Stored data
* * *

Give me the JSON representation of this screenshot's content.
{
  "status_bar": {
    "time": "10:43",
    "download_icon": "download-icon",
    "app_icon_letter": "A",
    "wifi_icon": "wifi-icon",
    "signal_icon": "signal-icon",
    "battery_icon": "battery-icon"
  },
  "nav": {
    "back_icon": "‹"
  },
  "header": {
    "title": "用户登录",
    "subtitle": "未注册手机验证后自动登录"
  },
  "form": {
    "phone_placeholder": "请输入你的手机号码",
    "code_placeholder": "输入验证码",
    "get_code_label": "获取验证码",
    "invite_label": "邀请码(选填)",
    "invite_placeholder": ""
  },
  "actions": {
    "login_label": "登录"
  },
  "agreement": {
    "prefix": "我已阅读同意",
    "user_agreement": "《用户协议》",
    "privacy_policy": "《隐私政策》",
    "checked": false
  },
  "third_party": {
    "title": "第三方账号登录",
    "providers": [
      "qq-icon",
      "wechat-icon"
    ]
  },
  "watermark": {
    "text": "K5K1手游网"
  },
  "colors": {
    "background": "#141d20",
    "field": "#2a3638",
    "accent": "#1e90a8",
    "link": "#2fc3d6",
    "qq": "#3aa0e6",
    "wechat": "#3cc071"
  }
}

* * *

§ Aim: Transcribe all of the lines in the records precisely.

§ Task solution:
Give me the JSON representation of this screenshot's content.
{
  "status_bar": {
    "time": "10:43",
    "download_icon": "download-icon",
    "app_icon_letter": "A",
    "wifi_icon": "wifi-icon",
    "signal_icon": "signal-icon",
    "battery_icon": "battery-icon"
  },
  "nav": {
    "back_icon": "‹"
  },
  "header": {
    "title": "用户登录",
    "subtitle": "未注册手机验证后自动登录"
  },
  "form": {
    "phone_placeholder": "请输入你的手机号码",
    "code_placeholder": "输入验证码",
    "get_code_label": "获取验证码",
    "invite_label": "邀请码(选填)",
    "invite_placeholder": ""
  },
  "actions": {
    "login_label": "登录"
  },
  "agreement": {
    "prefix": "我已阅读同意",
    "user_agreement": "《用户协议》",
    "privacy_policy": "《隐私政策》",
    "checked": false
  },
  "third_party": {
    "title": "第三方账号登录",
    "providers": [
      "qq-icon",
      "wechat-icon"
    ]
  },
  "watermark": {
    "text": "K5K1手游网"
  },
  "colors": {
    "background": "#141d20",
    "field": "#2a3638",
    "accent": "#1e90a8",
    "link": "#2fc3d6",
    "qq": "#3aa0e6",
    "wechat": "#3cc071"
  }
}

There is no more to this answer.